WORK TO COMPLETE: Return the whole listing, keeping every character the same.

--- Start EXERCISE INPUT ---

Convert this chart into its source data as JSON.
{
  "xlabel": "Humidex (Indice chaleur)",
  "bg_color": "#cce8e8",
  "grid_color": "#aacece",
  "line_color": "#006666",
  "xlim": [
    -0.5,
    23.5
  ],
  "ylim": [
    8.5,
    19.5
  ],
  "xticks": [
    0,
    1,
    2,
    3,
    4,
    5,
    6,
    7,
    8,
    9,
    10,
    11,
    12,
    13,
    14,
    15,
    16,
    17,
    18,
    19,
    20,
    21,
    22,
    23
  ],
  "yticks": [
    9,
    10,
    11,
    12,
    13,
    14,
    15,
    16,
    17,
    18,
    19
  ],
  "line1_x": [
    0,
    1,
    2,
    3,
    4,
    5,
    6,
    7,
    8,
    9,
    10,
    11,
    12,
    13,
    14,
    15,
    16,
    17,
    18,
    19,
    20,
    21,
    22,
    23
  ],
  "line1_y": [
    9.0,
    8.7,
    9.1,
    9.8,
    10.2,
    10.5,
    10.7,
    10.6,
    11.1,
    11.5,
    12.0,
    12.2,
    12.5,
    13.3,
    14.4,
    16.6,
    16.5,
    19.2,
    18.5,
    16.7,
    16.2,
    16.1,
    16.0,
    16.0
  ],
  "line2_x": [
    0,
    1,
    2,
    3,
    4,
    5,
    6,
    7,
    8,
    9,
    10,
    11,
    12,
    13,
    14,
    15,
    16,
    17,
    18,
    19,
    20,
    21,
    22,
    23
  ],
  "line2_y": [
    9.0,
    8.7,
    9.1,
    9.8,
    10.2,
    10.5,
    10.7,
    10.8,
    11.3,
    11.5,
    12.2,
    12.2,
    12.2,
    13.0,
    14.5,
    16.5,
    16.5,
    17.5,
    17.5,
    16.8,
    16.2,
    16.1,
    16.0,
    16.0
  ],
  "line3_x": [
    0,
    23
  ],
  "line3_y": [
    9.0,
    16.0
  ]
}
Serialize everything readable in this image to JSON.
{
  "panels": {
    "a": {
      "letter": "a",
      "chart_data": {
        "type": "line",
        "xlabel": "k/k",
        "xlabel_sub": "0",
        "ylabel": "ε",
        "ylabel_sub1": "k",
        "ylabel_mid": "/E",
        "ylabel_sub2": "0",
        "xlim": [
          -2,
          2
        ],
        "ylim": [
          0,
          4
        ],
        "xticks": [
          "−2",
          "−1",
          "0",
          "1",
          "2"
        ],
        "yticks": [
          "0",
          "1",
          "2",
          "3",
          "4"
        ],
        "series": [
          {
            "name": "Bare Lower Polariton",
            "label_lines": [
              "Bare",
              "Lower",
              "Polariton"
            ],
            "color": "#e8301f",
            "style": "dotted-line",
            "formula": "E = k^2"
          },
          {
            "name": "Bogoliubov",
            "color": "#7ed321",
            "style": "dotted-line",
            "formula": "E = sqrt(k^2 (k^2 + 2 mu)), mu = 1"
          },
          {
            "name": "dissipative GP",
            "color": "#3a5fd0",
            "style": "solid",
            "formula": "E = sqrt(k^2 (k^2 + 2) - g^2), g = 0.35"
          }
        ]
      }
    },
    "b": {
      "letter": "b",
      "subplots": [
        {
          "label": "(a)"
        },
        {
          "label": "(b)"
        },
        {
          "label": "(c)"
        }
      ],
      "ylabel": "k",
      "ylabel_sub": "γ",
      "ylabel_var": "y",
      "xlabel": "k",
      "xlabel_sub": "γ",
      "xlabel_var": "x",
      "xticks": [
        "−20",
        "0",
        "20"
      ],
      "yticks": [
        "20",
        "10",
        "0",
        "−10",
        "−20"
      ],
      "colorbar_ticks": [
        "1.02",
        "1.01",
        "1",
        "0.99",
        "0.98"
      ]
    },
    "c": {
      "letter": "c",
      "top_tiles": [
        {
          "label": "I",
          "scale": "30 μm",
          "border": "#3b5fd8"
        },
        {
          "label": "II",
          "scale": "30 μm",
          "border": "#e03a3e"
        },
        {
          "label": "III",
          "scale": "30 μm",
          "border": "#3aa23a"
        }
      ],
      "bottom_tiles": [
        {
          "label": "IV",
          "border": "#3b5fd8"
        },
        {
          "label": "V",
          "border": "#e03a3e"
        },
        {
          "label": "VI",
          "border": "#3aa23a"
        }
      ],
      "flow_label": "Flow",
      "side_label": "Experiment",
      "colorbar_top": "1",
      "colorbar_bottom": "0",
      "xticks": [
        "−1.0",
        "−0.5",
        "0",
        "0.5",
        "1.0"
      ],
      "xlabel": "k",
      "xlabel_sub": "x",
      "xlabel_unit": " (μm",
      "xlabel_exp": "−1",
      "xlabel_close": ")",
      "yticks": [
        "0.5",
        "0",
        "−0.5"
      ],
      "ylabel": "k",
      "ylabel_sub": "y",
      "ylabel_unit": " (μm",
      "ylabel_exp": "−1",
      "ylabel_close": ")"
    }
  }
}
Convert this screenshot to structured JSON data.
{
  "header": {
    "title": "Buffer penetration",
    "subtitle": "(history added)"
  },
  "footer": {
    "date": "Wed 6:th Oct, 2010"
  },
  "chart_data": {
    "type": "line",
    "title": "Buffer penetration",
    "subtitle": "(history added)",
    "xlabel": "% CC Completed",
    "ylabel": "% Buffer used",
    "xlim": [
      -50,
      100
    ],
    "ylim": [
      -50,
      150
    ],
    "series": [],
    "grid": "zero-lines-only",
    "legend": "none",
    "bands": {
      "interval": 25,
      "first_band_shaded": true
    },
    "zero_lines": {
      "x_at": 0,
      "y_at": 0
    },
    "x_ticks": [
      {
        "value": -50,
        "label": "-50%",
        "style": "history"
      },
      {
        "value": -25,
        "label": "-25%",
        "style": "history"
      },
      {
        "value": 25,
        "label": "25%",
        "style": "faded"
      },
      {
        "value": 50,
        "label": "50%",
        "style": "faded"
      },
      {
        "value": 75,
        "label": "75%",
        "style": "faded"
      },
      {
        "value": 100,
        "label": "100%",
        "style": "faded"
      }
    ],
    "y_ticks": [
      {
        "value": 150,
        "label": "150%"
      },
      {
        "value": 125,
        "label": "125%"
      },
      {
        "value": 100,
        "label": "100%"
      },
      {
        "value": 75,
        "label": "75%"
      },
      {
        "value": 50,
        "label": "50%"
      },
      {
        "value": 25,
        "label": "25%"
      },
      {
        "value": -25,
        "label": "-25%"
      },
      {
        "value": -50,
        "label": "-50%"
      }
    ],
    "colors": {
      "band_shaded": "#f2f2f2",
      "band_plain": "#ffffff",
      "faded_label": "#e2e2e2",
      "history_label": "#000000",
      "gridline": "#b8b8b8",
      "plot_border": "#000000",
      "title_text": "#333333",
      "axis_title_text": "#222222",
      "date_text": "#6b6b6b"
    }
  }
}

--- End EXERCISE INPUT ---

SOLUTION FOR THIS EXERCISE:
Convert this chart into its source data as JSON.
{
  "xlabel": "Humidex (Indice chaleur)",
  "bg_color": "#cce8e8",
  "grid_color": "#aacece",
  "line_color": "#006666",
  "xlim": [
    -0.5,
    23.5
  ],
  "ylim": [
    8.5,
    19.5
  ],
  "xticks": [
    0,
    1,
    2,
    3,
    4,
    5,
    6,
    7,
    8,
    9,
    10,
    11,
    12,
    13,
    14,
    15,
    16,
    17,
    18,
    19,
    20,
    21,
    22,
    23
  ],
  "yticks": [
    9,
    10,
    11,
    12,
    13,
    14,
    15,
    16,
    17,
    18,
    19
  ],
  "line1_x": [
    0,
    1,
    2,
    3,
    4,
    5,
    6,
    7,
    8,
    9,
    10,
    11,
    12,
    13,
    14,
    15,
    16,
    17,
    18,
    19,
    20,
    21,
    22,
    23
  ],
  "line1_y": [
    9.0,
    8.7,
    9.1,
    9.8,
    10.2,
    10.5,
    10.7,
    10.6,
    11.1,
    11.5,
    12.0,
    12.2,
    12.5,
    13.3,
    14.4,
    16.6,
    16.5,
    19.2,
    18.5,
    16.7,
    16.2,
    16.1,
    16.0,
    16.0
  ],
  "line2_x": [
    0,
    1,
    2,
    3,
    4,
    5,
    6,
    7,
    8,
    9,
    10,
    11,
    12,
    13,
    14,
    15,
    16,
    17,
    18,
    19,
    20,
    21,
    22,
    23
  ],
  "line2_y": [
    9.0,
    8.7,
    9.1,
    9.8,
    10.2,
    10.5,
    10.7,
    10.8,
    11.3,
    11.5,
    12.2,
    12.2,
    12.2,
    13.0,
    14.5,
    16.5,
    16.5,
    17.5,
    17.5,
    16.8,
    16.2,
    16.1,
    16.0,
    16.0
  ],
  "line3_x": [
    0,
    23
  ],
  "line3_y": [
    9.0,
    16.0
  ]
}
Serialize everything readable in this image to JSON.
{
  "panels": {
    "a": {
      "letter": "a",
      "chart_data": {
        "type": "line",
        "xlabel": "k/k",
        "xlabel_sub": "0",
        "ylabel": "ε",
        "ylabel_sub1": "k",
        "ylabel_mid": "/E",
        "ylabel_sub2": "0",
        "xlim": [
          -2,
          2
        ],
        "ylim": [
          0,
          4
        ],
        "xticks": [
          "−2",
          "−1",
          "0",
          "1",
          "2"
        ],
        "yticks": [
          "0",
          "1",
          "2",
          "3",
          "4"
        ],
        "series": [
          {
            "name": "Bare Lower Polariton",
            "label_lines": [
              "Bare",
              "Lower",
              "Polariton"
            ],
            "color": "#e8301f",
            "style": "dotted-line",
            "formula": "E = k^2"
          },
          {
            "name": "Bogoliubov",
            "color": "#7ed321",
            "style": "dotted-line",
            "formula": "E = sqrt(k^2 (k^2 + 2 mu)), mu = 1"
          },
          {
            "name": "dissipative GP",
            "color": "#3a5fd0",
            "style": "solid",
            "formula": "E = sqrt(k^2 (k^2 + 2) - g^2), g = 0.35"
          }
        ]
      }
    },
    "b": {
      "letter": "b",
      "subplots": [
        {
          "label": "(a)"
        },
        {
          "label": "(b)"
        },
        {
          "label": "(c)"
        }
      ],
      "ylabel": "k",
      "ylabel_sub": "γ",
      "ylabel_var": "y",
      "xlabel": "k",
      "xlabel_sub": "γ",
      "xlabel_var": "x",
      "xticks": [
        "−20",
        "0",
        "20"
      ],
      "yticks": [
        "20",
        "10",
        "0",
        "−10",
        "−20"
      ],
      "colorbar_ticks": [
        "1.02",
        "1.01",
        "1",
        "0.99",
        "0.98"
      ]
    },
    "c": {
      "letter": "c",
      "top_tiles": [
        {
          "label": "I",
          "scale": "30 μm",
          "border": "#3b5fd8"
        },
        {
          "label": "II",
          "scale": "30 μm",
          "border": "#e03a3e"
        },
        {
          "label": "III",
          "scale": "30 μm",
          "border": "#3aa23a"
        }
      ],
      "bottom_tiles": [
        {
          "label": "IV",
          "border": "#3b5fd8"
        },
        {
          "label": "V",
          "border": "#e03a3e"
        },
        {
          "label": "VI",
          "border": "#3aa23a"
        }
      ],
      "flow_label": "Flow",
      "side_label": "Experiment",
      "colorbar_top": "1",
      "colorbar_bottom": "0",
      "xticks": [
        "−1.0",
        "−0.5",
        "0",
        "0.5",
        "1.0"
      ],
      "xlabel": "k",
      "xlabel_sub": "x",
      "xlabel_unit": " (μm",
      "xlabel_exp": "−1",
      "xlabel_close": ")",
      "yticks": [
        "0.5",
        "0",
        "−0.5"
      ],
      "ylabel": "k",
      "ylabel_sub": "y",
      "ylabel_unit": " (μm",
      "ylabel_exp": "−1",
      "ylabel_close": ")"
    }
  }
}
Convert this screenshot to structured JSON data.
{
  "header": {
    "title": "Buffer penetration",
    "subtitle": "(history added)"
  },
  "footer": {
    "date": "Wed 6:th Oct, 2010"
  },
  "chart_data": {
    "type": "line",
    "title": "Buffer penetration",
    "subtitle": "(history added)",
    "xlabel": "% CC Completed",
    "ylabel": "% Buffer used",
    "xlim": [
      -50,
      100
    ],
    "ylim": [
      -50,
      150
    ],
    "series": [],
    "grid": "zero-lines-only",
    "legend": "none",
    "bands": {
      "interval": 25,
      "first_band_shaded": true
    },
    "zero_lines": {
      "x_at": 0,
      "y_at": 0
    },
    "x_ticks": [
      {
        "value": -50,
        "label": "-50%",
        "style": "history"
      },
      {
        "value": -25,
        "label": "-25%",
        "style": "history"
      },
      {
        "value": 25,
        "label": "25%",
        "style": "faded"
      },
      {
        "value": 50,
        "label": "50%",
        "style": "faded"
      },
      {
        "value": 75,
        "label": "75%",
        "style": "faded"
      },
      {
        "value": 100,
        "label": "100%",
        "style": "faded"
      }
    ],
    "y_ticks": [
      {
        "value": 150,
        "label": "150%"
      },
      {
        "value": 125,
        "label": "125%"
      },
      {
        "value": 100,
        "label": "100%"
      },
      {
        "value": 75,
        "label": "75%"
      },
      {
        "value": 50,
        "label": "50%"
      },
      {
        "value": 25,
        "label": "25%"
      },
      {
        "value": -25,
        "label": "-25%"
      },
      {
        "value": -50,
        "label": "-50%"
      }
    ],
    "colors": {
      "band_shaded": "#f2f2f2",
      "band_plain": "#ffffff",
      "faded_label": "#e2e2e2",
      "history_label": "#000000",
      "gridline": "#b8b8b8",
      "plot_border": "#000000",
      "title_text": "#333333",
      "axis_title_text": "#222222",
      "date_text": "#6b6b6b"
    }
  }
}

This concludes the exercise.